>> START Available records

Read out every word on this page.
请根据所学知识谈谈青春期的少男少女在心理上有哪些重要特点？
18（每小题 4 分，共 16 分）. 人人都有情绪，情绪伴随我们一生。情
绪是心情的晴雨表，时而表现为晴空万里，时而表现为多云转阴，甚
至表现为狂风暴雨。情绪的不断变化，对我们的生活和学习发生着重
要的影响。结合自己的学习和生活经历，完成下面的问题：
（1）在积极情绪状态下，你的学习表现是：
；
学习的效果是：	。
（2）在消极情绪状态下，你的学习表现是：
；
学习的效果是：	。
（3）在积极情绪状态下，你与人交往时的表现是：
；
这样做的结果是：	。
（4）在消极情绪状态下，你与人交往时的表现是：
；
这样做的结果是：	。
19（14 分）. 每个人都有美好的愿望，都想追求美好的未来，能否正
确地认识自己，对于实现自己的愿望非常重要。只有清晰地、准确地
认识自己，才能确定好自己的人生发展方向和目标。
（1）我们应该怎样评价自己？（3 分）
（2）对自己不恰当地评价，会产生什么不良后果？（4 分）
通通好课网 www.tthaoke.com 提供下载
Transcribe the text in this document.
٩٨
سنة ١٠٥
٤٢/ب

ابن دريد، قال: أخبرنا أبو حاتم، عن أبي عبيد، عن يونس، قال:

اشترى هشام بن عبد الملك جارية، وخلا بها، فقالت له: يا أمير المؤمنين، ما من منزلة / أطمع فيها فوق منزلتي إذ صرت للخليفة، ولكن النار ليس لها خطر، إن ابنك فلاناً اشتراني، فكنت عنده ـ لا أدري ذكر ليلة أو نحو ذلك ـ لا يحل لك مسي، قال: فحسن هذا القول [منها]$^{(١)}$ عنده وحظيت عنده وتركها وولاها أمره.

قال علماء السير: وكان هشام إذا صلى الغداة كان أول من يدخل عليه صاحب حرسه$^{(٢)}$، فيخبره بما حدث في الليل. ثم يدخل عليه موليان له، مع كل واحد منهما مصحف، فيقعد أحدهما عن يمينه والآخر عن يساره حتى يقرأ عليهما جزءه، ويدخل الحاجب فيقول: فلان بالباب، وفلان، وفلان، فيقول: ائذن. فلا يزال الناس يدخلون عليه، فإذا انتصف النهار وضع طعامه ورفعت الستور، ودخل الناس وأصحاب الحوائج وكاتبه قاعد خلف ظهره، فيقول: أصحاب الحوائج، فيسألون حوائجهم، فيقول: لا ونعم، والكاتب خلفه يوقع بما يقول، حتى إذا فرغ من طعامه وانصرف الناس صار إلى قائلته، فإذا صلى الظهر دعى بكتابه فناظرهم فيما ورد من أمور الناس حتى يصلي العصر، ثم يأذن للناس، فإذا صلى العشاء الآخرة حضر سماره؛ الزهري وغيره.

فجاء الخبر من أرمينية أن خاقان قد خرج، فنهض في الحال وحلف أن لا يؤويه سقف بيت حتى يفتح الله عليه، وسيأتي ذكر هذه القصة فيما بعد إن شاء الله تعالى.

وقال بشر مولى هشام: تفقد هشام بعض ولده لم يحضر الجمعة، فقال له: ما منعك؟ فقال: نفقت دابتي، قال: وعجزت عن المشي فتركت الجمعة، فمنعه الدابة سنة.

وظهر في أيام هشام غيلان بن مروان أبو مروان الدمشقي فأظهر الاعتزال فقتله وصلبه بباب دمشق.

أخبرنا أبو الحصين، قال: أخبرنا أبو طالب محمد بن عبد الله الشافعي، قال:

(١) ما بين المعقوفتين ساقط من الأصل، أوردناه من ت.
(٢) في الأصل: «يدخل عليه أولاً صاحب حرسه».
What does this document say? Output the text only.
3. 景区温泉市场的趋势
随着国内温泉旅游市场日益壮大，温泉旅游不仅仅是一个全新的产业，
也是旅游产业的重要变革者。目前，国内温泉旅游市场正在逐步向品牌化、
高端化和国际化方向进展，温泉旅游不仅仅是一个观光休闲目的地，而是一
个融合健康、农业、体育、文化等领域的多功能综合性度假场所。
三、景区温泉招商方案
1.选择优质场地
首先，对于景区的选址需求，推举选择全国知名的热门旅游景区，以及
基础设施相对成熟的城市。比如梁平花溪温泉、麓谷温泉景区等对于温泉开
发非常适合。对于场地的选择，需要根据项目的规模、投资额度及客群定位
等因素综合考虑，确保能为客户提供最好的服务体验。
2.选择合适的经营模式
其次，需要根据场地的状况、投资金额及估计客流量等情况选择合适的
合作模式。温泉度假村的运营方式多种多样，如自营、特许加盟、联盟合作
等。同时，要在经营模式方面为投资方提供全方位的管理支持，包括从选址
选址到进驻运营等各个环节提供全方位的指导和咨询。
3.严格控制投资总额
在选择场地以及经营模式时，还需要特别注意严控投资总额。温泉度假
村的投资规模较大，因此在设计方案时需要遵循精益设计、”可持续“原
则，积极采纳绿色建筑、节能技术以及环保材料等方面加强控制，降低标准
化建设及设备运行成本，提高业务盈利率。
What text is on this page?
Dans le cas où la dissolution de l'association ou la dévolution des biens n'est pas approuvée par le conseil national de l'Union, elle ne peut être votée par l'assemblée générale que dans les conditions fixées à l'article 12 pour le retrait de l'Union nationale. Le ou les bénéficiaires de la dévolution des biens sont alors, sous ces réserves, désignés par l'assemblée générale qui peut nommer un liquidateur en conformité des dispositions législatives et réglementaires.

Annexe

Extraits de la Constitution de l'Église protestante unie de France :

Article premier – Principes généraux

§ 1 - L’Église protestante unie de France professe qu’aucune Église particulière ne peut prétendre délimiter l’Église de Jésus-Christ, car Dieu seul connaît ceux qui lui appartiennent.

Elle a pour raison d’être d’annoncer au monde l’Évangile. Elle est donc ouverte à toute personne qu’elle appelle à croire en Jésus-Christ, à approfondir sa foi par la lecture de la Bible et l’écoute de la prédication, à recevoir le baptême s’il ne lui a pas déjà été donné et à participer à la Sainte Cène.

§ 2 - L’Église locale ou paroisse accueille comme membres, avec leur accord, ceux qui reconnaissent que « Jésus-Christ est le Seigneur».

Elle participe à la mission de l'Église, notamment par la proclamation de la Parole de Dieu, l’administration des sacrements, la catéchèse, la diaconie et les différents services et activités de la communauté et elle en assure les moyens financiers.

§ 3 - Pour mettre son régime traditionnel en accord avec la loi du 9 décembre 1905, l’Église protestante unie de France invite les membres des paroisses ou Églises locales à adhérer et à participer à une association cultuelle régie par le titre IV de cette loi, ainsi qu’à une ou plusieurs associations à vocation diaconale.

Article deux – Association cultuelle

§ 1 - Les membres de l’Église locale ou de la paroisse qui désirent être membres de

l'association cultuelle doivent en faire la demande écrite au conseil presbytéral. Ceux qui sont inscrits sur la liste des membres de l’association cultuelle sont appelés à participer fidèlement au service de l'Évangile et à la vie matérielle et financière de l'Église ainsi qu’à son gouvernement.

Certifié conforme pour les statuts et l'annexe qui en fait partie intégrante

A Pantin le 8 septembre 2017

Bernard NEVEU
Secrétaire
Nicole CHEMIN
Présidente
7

>> END Available records

• Task statement: Each line in the material either holds the string "你与人交往时的表现是" or does not. State how many do, and nothing else.

• Answer to the exercise: 2